[Start Raw records]

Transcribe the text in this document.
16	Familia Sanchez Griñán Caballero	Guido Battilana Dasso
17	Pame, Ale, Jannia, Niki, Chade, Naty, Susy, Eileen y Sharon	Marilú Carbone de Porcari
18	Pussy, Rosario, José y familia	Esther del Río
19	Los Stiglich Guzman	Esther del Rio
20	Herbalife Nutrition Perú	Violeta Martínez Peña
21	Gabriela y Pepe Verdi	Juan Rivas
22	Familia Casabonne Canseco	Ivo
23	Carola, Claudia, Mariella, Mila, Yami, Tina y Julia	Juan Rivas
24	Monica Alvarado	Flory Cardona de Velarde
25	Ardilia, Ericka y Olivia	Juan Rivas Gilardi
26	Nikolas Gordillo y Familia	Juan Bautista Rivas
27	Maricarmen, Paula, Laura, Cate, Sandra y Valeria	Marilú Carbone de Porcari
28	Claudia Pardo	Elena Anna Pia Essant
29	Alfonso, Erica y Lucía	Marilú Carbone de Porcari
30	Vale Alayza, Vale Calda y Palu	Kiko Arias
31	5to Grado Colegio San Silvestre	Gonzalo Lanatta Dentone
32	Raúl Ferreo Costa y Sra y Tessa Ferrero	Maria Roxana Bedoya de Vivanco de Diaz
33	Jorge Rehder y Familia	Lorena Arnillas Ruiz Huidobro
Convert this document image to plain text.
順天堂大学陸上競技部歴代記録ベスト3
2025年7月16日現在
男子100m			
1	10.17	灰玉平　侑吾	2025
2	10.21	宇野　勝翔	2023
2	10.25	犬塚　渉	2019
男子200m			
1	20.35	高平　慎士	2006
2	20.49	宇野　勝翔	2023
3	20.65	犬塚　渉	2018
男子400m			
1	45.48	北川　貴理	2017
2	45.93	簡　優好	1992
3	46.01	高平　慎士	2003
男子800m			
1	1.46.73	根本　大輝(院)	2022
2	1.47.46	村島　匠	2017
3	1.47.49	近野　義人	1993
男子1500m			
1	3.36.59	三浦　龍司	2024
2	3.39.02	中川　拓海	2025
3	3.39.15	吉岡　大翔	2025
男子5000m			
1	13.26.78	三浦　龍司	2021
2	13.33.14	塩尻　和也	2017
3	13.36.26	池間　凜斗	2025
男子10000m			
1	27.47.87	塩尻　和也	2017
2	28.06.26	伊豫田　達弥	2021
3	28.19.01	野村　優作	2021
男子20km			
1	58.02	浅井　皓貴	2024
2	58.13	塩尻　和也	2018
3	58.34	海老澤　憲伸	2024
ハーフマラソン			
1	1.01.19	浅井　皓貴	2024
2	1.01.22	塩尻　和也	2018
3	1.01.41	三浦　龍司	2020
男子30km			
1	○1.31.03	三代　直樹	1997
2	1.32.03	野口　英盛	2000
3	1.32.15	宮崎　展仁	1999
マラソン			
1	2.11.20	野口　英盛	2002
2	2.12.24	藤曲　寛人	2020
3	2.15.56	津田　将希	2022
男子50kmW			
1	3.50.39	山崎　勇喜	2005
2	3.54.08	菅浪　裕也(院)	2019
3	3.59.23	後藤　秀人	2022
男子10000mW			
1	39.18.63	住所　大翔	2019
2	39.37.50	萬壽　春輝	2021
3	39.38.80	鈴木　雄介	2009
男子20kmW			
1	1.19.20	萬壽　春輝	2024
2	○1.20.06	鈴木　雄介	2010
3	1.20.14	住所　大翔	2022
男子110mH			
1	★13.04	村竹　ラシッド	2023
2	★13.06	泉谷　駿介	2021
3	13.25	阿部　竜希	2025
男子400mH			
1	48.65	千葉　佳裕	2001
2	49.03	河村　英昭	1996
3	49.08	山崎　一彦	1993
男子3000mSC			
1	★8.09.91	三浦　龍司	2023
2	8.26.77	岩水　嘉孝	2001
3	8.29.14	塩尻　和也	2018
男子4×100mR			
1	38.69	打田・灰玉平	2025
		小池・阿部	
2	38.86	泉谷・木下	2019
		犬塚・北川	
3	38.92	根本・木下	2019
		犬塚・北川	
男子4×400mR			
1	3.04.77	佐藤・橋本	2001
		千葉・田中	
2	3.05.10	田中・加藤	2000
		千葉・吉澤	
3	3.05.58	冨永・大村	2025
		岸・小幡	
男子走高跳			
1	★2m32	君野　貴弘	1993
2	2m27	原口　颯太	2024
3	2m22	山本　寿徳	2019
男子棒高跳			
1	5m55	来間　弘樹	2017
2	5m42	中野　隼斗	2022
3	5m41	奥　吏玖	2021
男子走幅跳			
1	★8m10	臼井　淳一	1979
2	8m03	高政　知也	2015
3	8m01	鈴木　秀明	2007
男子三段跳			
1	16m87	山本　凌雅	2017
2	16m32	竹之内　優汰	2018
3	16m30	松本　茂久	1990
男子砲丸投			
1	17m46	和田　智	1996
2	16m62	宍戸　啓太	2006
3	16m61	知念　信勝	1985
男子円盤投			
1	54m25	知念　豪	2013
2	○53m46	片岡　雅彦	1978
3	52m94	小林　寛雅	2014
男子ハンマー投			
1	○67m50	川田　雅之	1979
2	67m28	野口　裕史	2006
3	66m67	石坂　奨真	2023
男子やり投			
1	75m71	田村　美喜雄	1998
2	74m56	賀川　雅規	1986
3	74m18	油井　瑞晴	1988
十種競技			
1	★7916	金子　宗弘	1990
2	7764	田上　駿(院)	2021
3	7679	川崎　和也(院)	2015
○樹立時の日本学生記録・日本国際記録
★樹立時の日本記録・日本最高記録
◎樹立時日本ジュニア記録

[End Raw records]

● The problem
Pull every line containing "text" out of the records.

● Exercise solution
Transcribe the text in this document.
Convert this document image to plain text.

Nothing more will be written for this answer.